Read the data and repeat all of it exactly.

* _Data entries_:
━━━━━━━━

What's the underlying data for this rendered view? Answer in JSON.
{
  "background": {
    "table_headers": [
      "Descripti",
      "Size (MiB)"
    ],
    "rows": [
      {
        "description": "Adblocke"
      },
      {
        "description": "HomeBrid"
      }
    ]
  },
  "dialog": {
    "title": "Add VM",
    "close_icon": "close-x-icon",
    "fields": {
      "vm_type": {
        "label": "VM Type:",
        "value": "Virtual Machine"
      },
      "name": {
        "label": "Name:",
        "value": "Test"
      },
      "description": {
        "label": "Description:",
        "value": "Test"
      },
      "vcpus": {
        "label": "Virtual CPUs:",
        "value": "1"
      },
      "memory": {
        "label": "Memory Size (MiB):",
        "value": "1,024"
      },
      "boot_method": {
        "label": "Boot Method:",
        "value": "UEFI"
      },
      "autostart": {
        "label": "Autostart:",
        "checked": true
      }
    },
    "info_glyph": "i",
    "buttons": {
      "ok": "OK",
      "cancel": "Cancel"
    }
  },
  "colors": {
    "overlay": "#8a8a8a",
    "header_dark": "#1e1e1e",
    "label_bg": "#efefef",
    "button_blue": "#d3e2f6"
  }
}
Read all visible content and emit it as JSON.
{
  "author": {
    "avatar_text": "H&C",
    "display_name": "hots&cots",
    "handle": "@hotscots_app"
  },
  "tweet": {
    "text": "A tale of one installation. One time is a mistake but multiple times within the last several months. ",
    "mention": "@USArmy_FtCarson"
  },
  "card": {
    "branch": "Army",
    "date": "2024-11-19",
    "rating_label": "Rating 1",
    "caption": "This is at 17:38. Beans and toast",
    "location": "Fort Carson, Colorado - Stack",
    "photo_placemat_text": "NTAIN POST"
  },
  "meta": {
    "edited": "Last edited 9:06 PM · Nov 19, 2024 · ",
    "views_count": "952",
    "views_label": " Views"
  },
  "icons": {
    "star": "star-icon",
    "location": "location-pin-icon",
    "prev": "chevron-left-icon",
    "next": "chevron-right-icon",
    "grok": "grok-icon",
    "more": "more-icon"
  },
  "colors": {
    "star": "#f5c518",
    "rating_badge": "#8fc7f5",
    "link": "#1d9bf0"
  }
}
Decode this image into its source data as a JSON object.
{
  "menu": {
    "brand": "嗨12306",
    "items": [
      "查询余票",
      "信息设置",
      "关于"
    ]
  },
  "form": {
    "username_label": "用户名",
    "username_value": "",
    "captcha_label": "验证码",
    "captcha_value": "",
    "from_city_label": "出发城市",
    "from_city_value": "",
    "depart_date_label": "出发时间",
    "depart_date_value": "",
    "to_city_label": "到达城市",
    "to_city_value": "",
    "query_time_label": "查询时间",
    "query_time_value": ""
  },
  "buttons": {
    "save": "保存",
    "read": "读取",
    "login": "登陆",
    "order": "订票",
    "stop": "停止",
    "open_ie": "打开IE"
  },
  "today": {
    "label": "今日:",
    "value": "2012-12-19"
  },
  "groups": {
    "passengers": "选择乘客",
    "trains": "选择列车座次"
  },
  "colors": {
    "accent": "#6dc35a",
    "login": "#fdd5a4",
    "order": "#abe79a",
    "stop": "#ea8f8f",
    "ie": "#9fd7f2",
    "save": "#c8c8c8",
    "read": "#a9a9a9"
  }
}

━━━━━━━━

* _OUTPUT FOR THIS EXERCISE_:
What's the underlying data for this rendered view? Answer in JSON.
{
  "background": {
    "table_headers": [
      "Descripti",
      "Size (MiB)"
    ],
    "rows": [
      {
        "description": "Adblocke"
      },
      {
        "description": "HomeBrid"
      }
    ]
  },
  "dialog": {
    "title": "Add VM",
    "close_icon": "close-x-icon",
    "fields": {
      "vm_type": {
        "label": "VM Type:",
        "value": "Virtual Machine"
      },
      "name": {
        "label": "Name:",
        "value": "Test"
      },
      "description": {
        "label": "Description:",
        "value": "Test"
      },
      "vcpus": {
        "label": "Virtual CPUs:",
        "value": "1"
      },
      "memory": {
        "label": "Memory Size (MiB):",
        "value": "1,024"
      },
      "boot_method": {
        "label": "Boot Method:",
        "value": "UEFI"
      },
      "autostart": {
        "label": "Autostart:",
        "checked": true
      }
    },
    "info_glyph": "i",
    "buttons": {
      "ok": "OK",
      "cancel": "Cancel"
    }
  },
  "colors": {
    "overlay": "#8a8a8a",
    "header_dark": "#1e1e1e",
    "label_bg": "#efefef",
    "button_blue": "#d3e2f6"
  }
}
Read all visible content and emit it as JSON.
{
  "author": {
    "avatar_text": "H&C",
    "display_name": "hots&cots",
    "handle": "@hotscots_app"
  },
  "tweet": {
    "text": "A tale of one installation. One time is a mistake but multiple times within the last several months. ",
    "mention": "@USArmy_FtCarson"
  },
  "card": {
    "branch": "Army",
    "date": "2024-11-19",
    "rating_label": "Rating 1",
    "caption": "This is at 17:38. Beans and toast",
    "location": "Fort Carson, Colorado - Stack",
    "photo_placemat_text": "NTAIN POST"
  },
  "meta": {
    "edited": "Last edited 9:06 PM · Nov 19, 2024 · ",
    "views_count": "952",
    "views_label": " Views"
  },
  "icons": {
    "star": "star-icon",
    "location": "location-pin-icon",
    "prev": "chevron-left-icon",
    "next": "chevron-right-icon",
    "grok": "grok-icon",
    "more": "more-icon"
  },
  "colors": {
    "star": "#f5c518",
    "rating_badge": "#8fc7f5",
    "link": "#1d9bf0"
  }
}
Decode this image into its source data as a JSON object.
{
  "menu": {
    "brand": "嗨12306",
    "items": [
      "查询余票",
      "信息设置",
      "关于"
    ]
  },
  "form": {
    "username_label": "用户名",
    "username_value": "",
    "captcha_label": "验证码",
    "captcha_value": "",
    "from_city_label": "出发城市",
    "from_city_value": "",
    "depart_date_label": "出发时间",
    "depart_date_value": "",
    "to_city_label": "到达城市",
    "to_city_value": "",
    "query_time_label": "查询时间",
    "query_time_value": ""
  },
  "buttons": {
    "save": "保存",
    "read": "读取",
    "login": "登陆",
    "order": "订票",
    "stop": "停止",
    "open_ie": "打开IE"
  },
  "today": {
    "label": "今日:",
    "value": "2012-12-19"
  },
  "groups": {
    "passengers": "选择乘客",
    "trains": "选择列车座次"
  },
  "colors": {
    "accent": "#6dc35a",
    "login": "#fdd5a4",
    "order": "#abe79a",
    "stop": "#ea8f8f",
    "ie": "#9fd7f2",
    "save": "#c8c8c8",
    "read": "#a9a9a9"
  }
}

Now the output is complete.